┌─ Records for this exercise

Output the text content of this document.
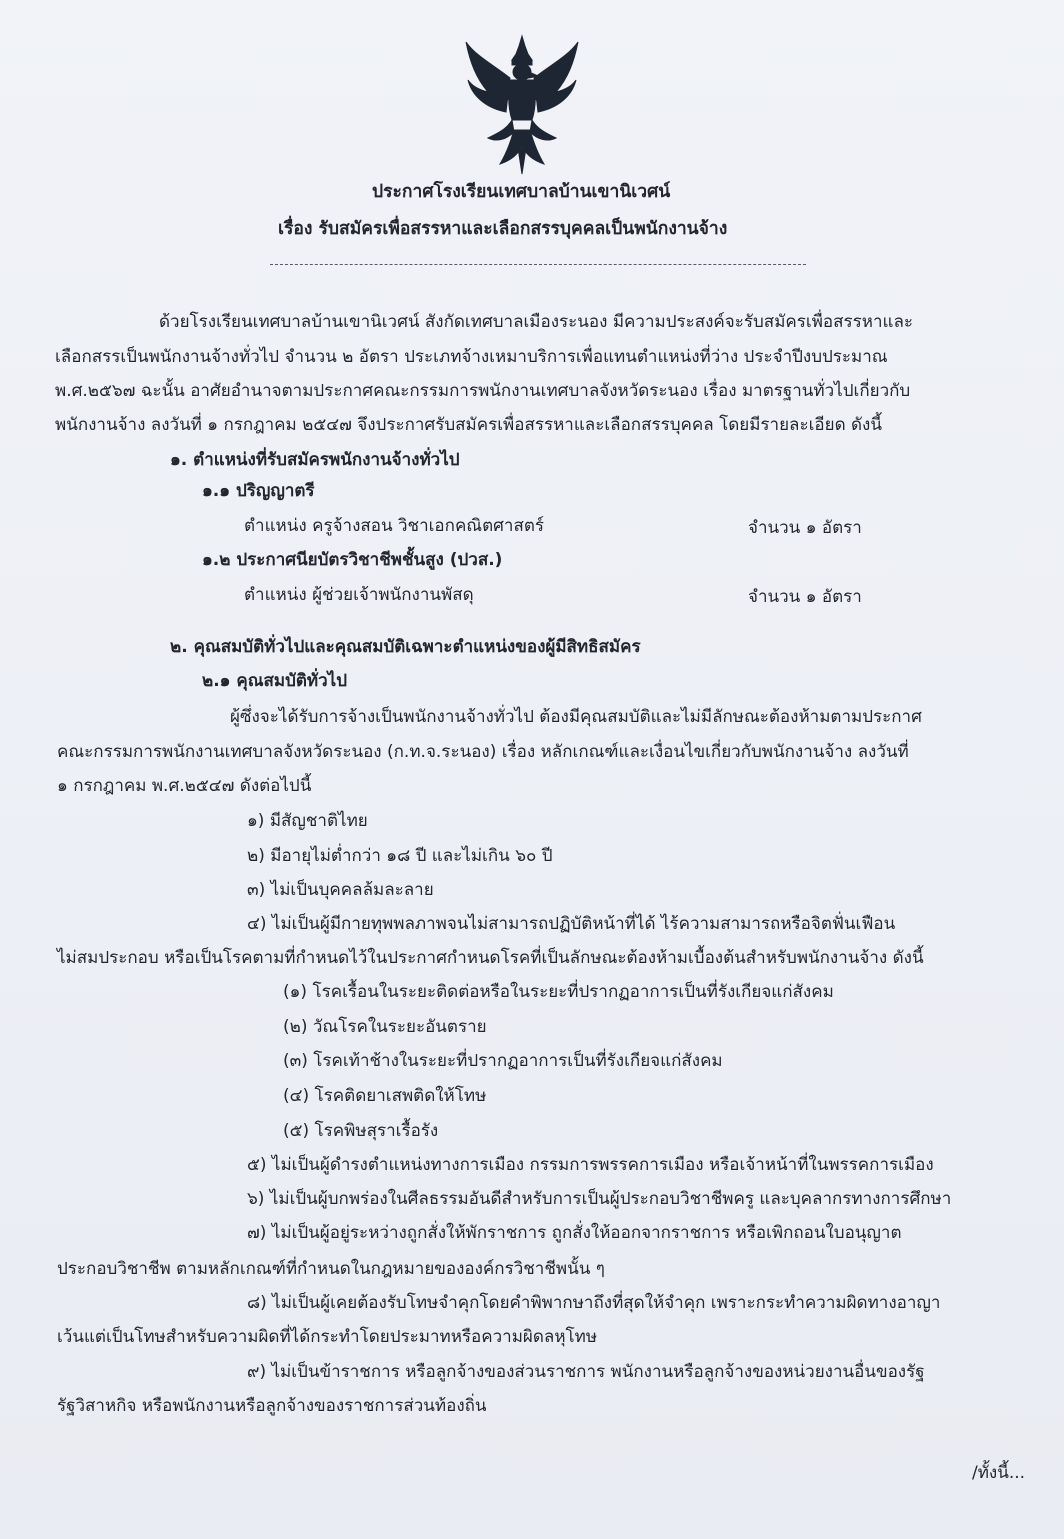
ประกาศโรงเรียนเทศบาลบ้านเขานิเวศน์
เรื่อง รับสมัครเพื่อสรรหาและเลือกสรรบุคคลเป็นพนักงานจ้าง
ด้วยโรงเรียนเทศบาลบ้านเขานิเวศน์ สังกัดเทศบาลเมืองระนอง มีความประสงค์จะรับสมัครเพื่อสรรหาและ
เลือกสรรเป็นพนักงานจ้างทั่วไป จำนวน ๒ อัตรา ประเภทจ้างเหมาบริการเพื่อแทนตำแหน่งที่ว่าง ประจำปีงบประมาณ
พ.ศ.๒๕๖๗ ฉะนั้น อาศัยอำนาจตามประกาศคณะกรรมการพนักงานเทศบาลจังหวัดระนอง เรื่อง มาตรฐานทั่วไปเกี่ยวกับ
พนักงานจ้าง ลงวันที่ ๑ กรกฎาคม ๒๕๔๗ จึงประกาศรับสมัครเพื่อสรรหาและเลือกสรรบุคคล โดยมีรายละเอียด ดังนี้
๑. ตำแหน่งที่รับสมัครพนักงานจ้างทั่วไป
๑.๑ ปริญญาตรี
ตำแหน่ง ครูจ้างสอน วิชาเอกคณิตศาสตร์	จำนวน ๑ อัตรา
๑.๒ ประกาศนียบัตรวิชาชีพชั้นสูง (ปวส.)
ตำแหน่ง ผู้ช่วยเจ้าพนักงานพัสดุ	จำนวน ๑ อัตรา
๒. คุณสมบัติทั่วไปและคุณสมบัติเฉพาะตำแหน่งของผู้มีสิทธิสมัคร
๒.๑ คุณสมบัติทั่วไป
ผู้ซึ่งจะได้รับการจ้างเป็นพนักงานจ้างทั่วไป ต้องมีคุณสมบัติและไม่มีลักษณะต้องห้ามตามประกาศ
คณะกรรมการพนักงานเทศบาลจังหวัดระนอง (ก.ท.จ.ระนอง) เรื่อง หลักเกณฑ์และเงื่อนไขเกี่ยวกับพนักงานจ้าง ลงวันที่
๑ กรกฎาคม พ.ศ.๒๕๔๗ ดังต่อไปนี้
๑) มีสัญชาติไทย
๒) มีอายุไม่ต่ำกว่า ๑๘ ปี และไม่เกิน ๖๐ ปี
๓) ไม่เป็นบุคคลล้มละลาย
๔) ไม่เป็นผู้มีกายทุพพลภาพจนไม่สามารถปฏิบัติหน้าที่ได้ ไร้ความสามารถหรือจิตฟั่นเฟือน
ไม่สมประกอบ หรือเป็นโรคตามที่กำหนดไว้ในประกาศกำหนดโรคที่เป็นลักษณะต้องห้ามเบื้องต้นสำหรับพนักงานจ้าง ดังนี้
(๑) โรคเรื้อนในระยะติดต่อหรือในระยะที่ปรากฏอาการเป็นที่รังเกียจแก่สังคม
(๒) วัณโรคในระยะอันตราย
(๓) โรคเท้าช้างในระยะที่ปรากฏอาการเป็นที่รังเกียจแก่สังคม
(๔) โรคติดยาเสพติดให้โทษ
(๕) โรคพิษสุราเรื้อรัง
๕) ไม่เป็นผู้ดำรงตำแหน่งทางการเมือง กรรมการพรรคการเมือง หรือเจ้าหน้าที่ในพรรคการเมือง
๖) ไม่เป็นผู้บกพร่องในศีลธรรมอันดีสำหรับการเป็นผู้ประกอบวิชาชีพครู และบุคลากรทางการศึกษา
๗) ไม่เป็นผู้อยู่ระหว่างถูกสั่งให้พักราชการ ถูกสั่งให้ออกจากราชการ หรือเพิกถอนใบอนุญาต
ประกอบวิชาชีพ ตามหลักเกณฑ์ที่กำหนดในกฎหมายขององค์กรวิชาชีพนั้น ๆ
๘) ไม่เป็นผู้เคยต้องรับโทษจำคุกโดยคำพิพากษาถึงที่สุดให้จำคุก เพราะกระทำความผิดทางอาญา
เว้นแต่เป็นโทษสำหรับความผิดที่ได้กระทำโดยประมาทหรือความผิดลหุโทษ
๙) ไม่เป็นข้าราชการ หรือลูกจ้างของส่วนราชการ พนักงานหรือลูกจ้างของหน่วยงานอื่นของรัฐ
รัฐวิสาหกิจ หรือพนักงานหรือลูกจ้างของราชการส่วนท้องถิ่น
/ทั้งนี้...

└─

| Set problem |
Repeat each entry exactly as it appears; skip any picture.

| Output of the task |
Output the text content of this document.
ประกาศโรงเรียนเทศบาลบ้านเขานิเวศน์
เรื่อง รับสมัครเพื่อสรรหาและเลือกสรรบุคคลเป็นพนักงานจ้าง
ด้วยโรงเรียนเทศบาลบ้านเขานิเวศน์ สังกัดเทศบาลเมืองระนอง มีความประสงค์จะรับสมัครเพื่อสรรหาและ
เลือกสรรเป็นพนักงานจ้างทั่วไป จำนวน ๒ อัตรา ประเภทจ้างเหมาบริการเพื่อแทนตำแหน่งที่ว่าง ประจำปีงบประมาณ
พ.ศ.๒๕๖๗ ฉะนั้น อาศัยอำนาจตามประกาศคณะกรรมการพนักงานเทศบาลจังหวัดระนอง เรื่อง มาตรฐานทั่วไปเกี่ยวกับ
พนักงานจ้าง ลงวันที่ ๑ กรกฎาคม ๒๕๔๗ จึงประกาศรับสมัครเพื่อสรรหาและเลือกสรรบุคคล โดยมีรายละเอียด ดังนี้
๑. ตำแหน่งที่รับสมัครพนักงานจ้างทั่วไป
๑.๑ ปริญญาตรี
ตำแหน่ง ครูจ้างสอน วิชาเอกคณิตศาสตร์	จำนวน ๑ อัตรา
๑.๒ ประกาศนียบัตรวิชาชีพชั้นสูง (ปวส.)
ตำแหน่ง ผู้ช่วยเจ้าพนักงานพัสดุ	จำนวน ๑ อัตรา
๒. คุณสมบัติทั่วไปและคุณสมบัติเฉพาะตำแหน่งของผู้มีสิทธิสมัคร
๒.๑ คุณสมบัติทั่วไป
ผู้ซึ่งจะได้รับการจ้างเป็นพนักงานจ้างทั่วไป ต้องมีคุณสมบัติและไม่มีลักษณะต้องห้ามตามประกาศ
คณะกรรมการพนักงานเทศบาลจังหวัดระนอง (ก.ท.จ.ระนอง) เรื่อง หลักเกณฑ์และเงื่อนไขเกี่ยวกับพนักงานจ้าง ลงวันที่
๑ กรกฎาคม พ.ศ.๒๕๔๗ ดังต่อไปนี้
๑) มีสัญชาติไทย
๒) มีอายุไม่ต่ำกว่า ๑๘ ปี และไม่เกิน ๖๐ ปี
๓) ไม่เป็นบุคคลล้มละลาย
๔) ไม่เป็นผู้มีกายทุพพลภาพจนไม่สามารถปฏิบัติหน้าที่ได้ ไร้ความสามารถหรือจิตฟั่นเฟือน
ไม่สมประกอบ หรือเป็นโรคตามที่กำหนดไว้ในประกาศกำหนดโรคที่เป็นลักษณะต้องห้ามเบื้องต้นสำหรับพนักงานจ้าง ดังนี้
(๑) โรคเรื้อนในระยะติดต่อหรือในระยะที่ปรากฏอาการเป็นที่รังเกียจแก่สังคม
(๒) วัณโรคในระยะอันตราย
(๓) โรคเท้าช้างในระยะที่ปรากฏอาการเป็นที่รังเกียจแก่สังคม
(๔) โรคติดยาเสพติดให้โทษ
(๕) โรคพิษสุราเรื้อรัง
๕) ไม่เป็นผู้ดำรงตำแหน่งทางการเมือง กรรมการพรรคการเมือง หรือเจ้าหน้าที่ในพรรคการเมือง
๖) ไม่เป็นผู้บกพร่องในศีลธรรมอันดีสำหรับการเป็นผู้ประกอบวิชาชีพครู และบุคลากรทางการศึกษา
๗) ไม่เป็นผู้อยู่ระหว่างถูกสั่งให้พักราชการ ถูกสั่งให้ออกจากราชการ หรือเพิกถอนใบอนุญาต
ประกอบวิชาชีพ ตามหลักเกณฑ์ที่กำหนดในกฎหมายขององค์กรวิชาชีพนั้น ๆ
๘) ไม่เป็นผู้เคยต้องรับโทษจำคุกโดยคำพิพากษาถึงที่สุดให้จำคุก เพราะกระทำความผิดทางอาญา
เว้นแต่เป็นโทษสำหรับความผิดที่ได้กระทำโดยประมาทหรือความผิดลหุโทษ
๙) ไม่เป็นข้าราชการ หรือลูกจ้างของส่วนราชการ พนักงานหรือลูกจ้างของหน่วยงานอื่นของรัฐ
รัฐวิสาหกิจ หรือพนักงานหรือลูกจ้างของราชการส่วนท้องถิ่น
/ทั้งนี้...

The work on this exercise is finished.